Requirement:
From the entries below, copy every line holding the word "Daily".

Listed records:
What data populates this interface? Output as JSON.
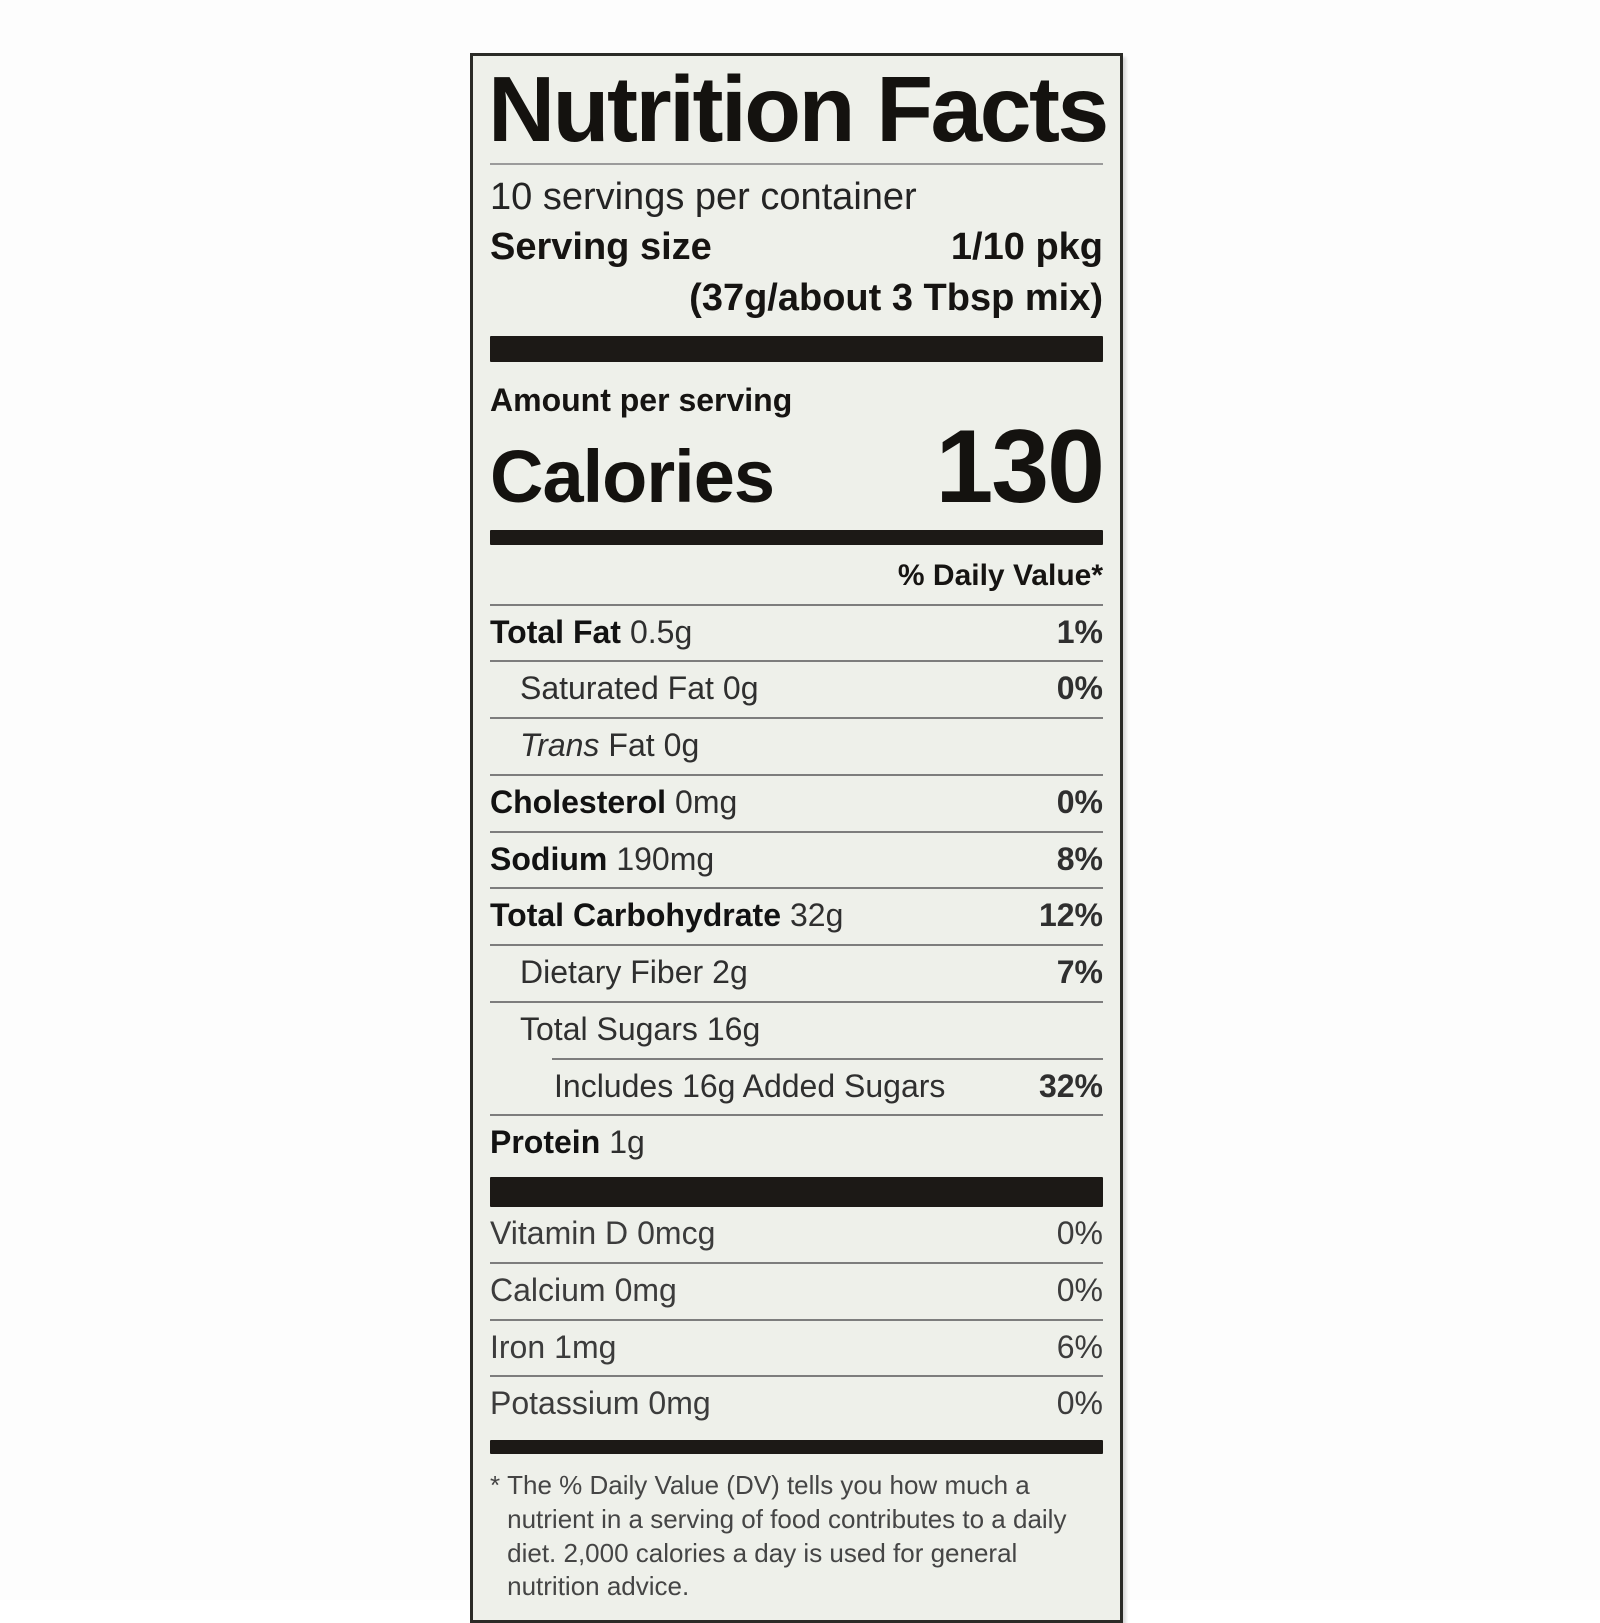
{
  "colors": {
    "page_background": "#ffffff",
    "label_background": "#eef0ea",
    "bar_color": "#1c1916",
    "text_color": "#121212"
  },
  "label": {
    "title": "Nutrition Facts",
    "servings_per_container": "10 servings per container",
    "serving_size": {
      "label": "Serving size",
      "value": "1/10 pkg",
      "detail": "(37g/about 3 Tbsp mix)"
    },
    "amount_per_serving": "Amount per serving",
    "calories": {
      "label": "Calories",
      "value": "130"
    },
    "daily_value_header": "% Daily Value*",
    "nutrients": [
      {
        "name": "Total Fat",
        "amount": "0.5g",
        "dv": "1%"
      },
      {
        "name": "Saturated Fat",
        "amount": "0g",
        "dv": "0%"
      },
      {
        "name_italic": "Trans",
        "name": "Fat",
        "amount": "0g",
        "dv": ""
      },
      {
        "name": "Cholesterol",
        "amount": "0mg",
        "dv": "0%"
      },
      {
        "name": "Sodium",
        "amount": "190mg",
        "dv": "8%"
      },
      {
        "name": "Total Carbohydrate",
        "amount": "32g",
        "dv": "12%"
      },
      {
        "name": "Dietary Fiber",
        "amount": "2g",
        "dv": "7%"
      },
      {
        "name": "Total Sugars",
        "amount": "16g",
        "dv": ""
      },
      {
        "name": "Includes 16g Added Sugars",
        "amount": "",
        "dv": "32%"
      },
      {
        "name": "Protein",
        "amount": "1g",
        "dv": ""
      }
    ],
    "vitamins": [
      {
        "name": "Vitamin D",
        "amount": "0mcg",
        "dv": "0%"
      },
      {
        "name": "Calcium",
        "amount": "0mg",
        "dv": "0%"
      },
      {
        "name": "Iron",
        "amount": "1mg",
        "dv": "6%"
      },
      {
        "name": "Potassium",
        "amount": "0mg",
        "dv": "0%"
      }
    ],
    "footnote_marker": "*",
    "footnote": "The % Daily Value (DV) tells you how much a nutrient in a serving of food contributes to a daily diet. 2,000 calories a day is used for general nutrition advice."
  }
}
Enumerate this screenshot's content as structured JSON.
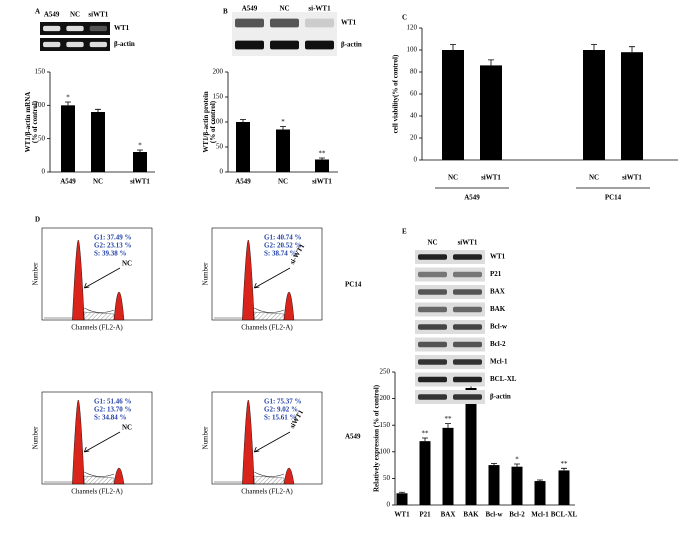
{
  "chart_data": [
    {
      "type": "bar",
      "panel": "A",
      "ylabel": [
        "WT1/β-actin mRNA",
        "(% of control)"
      ],
      "categories": [
        "A549",
        "NC",
        "siWT1"
      ],
      "values": [
        100,
        90,
        30
      ],
      "errors": [
        5,
        4,
        3
      ],
      "stars": [
        "*",
        null,
        "*"
      ],
      "color": "#000000",
      "ylim": [
        0,
        150
      ],
      "yticks": [
        0,
        50,
        100,
        150
      ]
    },
    {
      "type": "bar",
      "panel": "B",
      "ylabel": [
        "WT1/β-actin protein",
        "(% of control)"
      ],
      "categories": [
        "A549",
        "NC",
        "siWT1"
      ],
      "values": [
        100,
        85,
        25
      ],
      "errors": [
        5,
        6,
        3
      ],
      "stars": [
        null,
        "*",
        "**"
      ],
      "color": "#000000",
      "ylim": [
        0,
        200
      ],
      "yticks": [
        0,
        50,
        100,
        150,
        200
      ]
    },
    {
      "type": "bar",
      "panel": "C",
      "ylabel": [
        "cell viability(% of control)"
      ],
      "categories": [
        "NC",
        "siWT1",
        "NC",
        "siWT1"
      ],
      "groups": [
        "A549",
        "PC14"
      ],
      "values": [
        100,
        86,
        100,
        98
      ],
      "errors": [
        5,
        5,
        5,
        5
      ],
      "color": "#000000",
      "ylim": [
        0,
        120
      ],
      "yticks": [
        0,
        20,
        40,
        60,
        80,
        100,
        120
      ]
    },
    {
      "type": "bar",
      "panel": "E",
      "ylabel": [
        "Relatively expression (% of control)"
      ],
      "categories": [
        "WT1",
        "P21",
        "BAX",
        "BAK",
        "Bcl-w",
        "Bcl-2",
        "Mcl-1",
        "BCL-XL"
      ],
      "values": [
        22,
        120,
        145,
        220,
        75,
        72,
        45,
        65
      ],
      "errors": [
        2,
        6,
        8,
        10,
        3,
        5,
        2,
        4
      ],
      "stars": [
        null,
        "**",
        "**",
        "*",
        null,
        "*",
        null,
        "**"
      ],
      "color": "#000000",
      "ylim": [
        0,
        250
      ],
      "yticks": [
        0,
        50,
        100,
        150,
        200,
        250
      ]
    }
  ],
  "blots": {
    "A": {
      "lanes": [
        "A549",
        "NC",
        "siWT1"
      ],
      "rows": [
        "WT1",
        "β-actin"
      ]
    },
    "B": {
      "lanes": [
        "A549",
        "NC",
        "si-WT1"
      ],
      "rows": [
        "WT1",
        "β-actin"
      ]
    },
    "E": {
      "lanes": [
        "NC",
        "siWT1"
      ],
      "rows": [
        "WT1",
        "P21",
        "BAX",
        "BAK",
        "Bcl-w",
        "Bcl-2",
        "Mcl-1",
        "BCL-XL",
        "β-actin"
      ]
    }
  },
  "flow": {
    "panel": "D",
    "x_label": "Channels (FL2-A)",
    "y_label": "Number",
    "rows": [
      {
        "cell_line": "PC14",
        "panels": [
          {
            "arrow": "NC",
            "stats": [
              "G1: 37.49 %",
              "G2: 23.13 %",
              "S: 39.38 %"
            ]
          },
          {
            "arrow": "si-WT1",
            "stats": [
              "G1: 40.74 %",
              "G2: 20.52 %",
              "S: 38.74 %"
            ]
          }
        ]
      },
      {
        "cell_line": "A549",
        "panels": [
          {
            "arrow": "NC",
            "stats": [
              "G1: 51.46 %",
              "G2: 13.70 %",
              "S: 34.84 %"
            ]
          },
          {
            "arrow": "siWT1",
            "stats": [
              "G1: 75.37 %",
              "G2: 9.02 %",
              "S: 15.61 %"
            ]
          }
        ]
      }
    ]
  }
}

Exercise solution:
    "daily_value_header": "% Daily Value*",
    "footnote": "The % Daily Value (DV) tells you how much a nutrient in a serving of food contributes to a daily diet. 2,000 calories a day is used for general nutrition advice."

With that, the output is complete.